> [Task to complete]:
Print the records below exactly as they appear.

> [Data rows]:
+ + +

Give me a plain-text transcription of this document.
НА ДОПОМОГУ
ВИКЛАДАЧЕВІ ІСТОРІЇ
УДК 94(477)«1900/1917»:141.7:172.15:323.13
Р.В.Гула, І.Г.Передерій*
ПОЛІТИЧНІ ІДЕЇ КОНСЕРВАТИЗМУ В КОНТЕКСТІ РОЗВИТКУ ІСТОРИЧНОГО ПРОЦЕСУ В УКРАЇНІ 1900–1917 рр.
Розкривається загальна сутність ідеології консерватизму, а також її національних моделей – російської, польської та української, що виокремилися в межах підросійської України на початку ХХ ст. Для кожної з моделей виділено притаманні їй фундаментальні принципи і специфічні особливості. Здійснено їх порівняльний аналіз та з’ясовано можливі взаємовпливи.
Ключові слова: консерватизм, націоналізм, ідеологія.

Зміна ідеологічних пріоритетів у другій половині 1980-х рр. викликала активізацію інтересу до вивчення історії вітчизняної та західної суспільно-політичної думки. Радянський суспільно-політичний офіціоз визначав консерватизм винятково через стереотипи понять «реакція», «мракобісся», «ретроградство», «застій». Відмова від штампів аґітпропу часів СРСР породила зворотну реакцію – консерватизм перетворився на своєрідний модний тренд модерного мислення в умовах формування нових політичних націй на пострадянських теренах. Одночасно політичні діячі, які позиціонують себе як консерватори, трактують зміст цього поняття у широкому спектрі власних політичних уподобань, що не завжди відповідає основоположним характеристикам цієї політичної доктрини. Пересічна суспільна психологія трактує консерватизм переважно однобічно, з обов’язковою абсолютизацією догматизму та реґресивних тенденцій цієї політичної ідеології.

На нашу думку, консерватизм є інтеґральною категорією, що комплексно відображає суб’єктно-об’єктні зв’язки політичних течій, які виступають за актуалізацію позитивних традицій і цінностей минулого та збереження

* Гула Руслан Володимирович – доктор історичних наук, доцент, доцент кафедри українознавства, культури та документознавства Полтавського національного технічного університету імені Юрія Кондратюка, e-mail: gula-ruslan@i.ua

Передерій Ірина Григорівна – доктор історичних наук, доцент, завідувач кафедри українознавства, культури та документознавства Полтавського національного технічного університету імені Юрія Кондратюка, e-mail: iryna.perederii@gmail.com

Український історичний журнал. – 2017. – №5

+ + +

> [Exercise answer]:
Give me a plain-text transcription of this document.
НА ДОПОМОГУ
ВИКЛАДАЧЕВІ ІСТОРІЇ
УДК 94(477)«1900/1917»:141.7:172.15:323.13
Р.В.Гула, І.Г.Передерій*
ПОЛІТИЧНІ ІДЕЇ КОНСЕРВАТИЗМУ В КОНТЕКСТІ РОЗВИТКУ ІСТОРИЧНОГО ПРОЦЕСУ В УКРАЇНІ 1900–1917 рр.
Розкривається загальна сутність ідеології консерватизму, а також її національних моделей – російської, польської та української, що виокремилися в межах підросійської України на початку ХХ ст. Для кожної з моделей виділено притаманні їй фундаментальні принципи і специфічні особливості. Здійснено їх порівняльний аналіз та з’ясовано можливі взаємовпливи.
Ключові слова: консерватизм, націоналізм, ідеологія.

Зміна ідеологічних пріоритетів у другій половині 1980-х рр. викликала активізацію інтересу до вивчення історії вітчизняної та західної суспільно-політичної думки. Радянський суспільно-політичний офіціоз визначав консерватизм винятково через стереотипи понять «реакція», «мракобісся», «ретроградство», «застій». Відмова від штампів аґітпропу часів СРСР породила зворотну реакцію – консерватизм перетворився на своєрідний модний тренд модерного мислення в умовах формування нових політичних націй на пострадянських теренах. Одночасно політичні діячі, які позиціонують себе як консерватори, трактують зміст цього поняття у широкому спектрі власних політичних уподобань, що не завжди відповідає основоположним характеристикам цієї політичної доктрини. Пересічна суспільна психологія трактує консерватизм переважно однобічно, з обов’язковою абсолютизацією догматизму та реґресивних тенденцій цієї політичної ідеології.

На нашу думку, консерватизм є інтеґральною категорією, що комплексно відображає суб’єктно-об’єктні зв’язки політичних течій, які виступають за актуалізацію позитивних традицій і цінностей минулого та збереження

* Гула Руслан Володимирович – доктор історичних наук, доцент, доцент кафедри українознавства, культури та документознавства Полтавського національного технічного університету імені Юрія Кондратюка, e-mail: gula-ruslan@i.ua

Передерій Ірина Григорівна – доктор історичних наук, доцент, завідувач кафедри українознавства, культури та документознавства Полтавського національного технічного університету імені Юрія Кондратюка, e-mail: iryna.perederii@gmail.com

Український історичний журнал. – 2017. – №5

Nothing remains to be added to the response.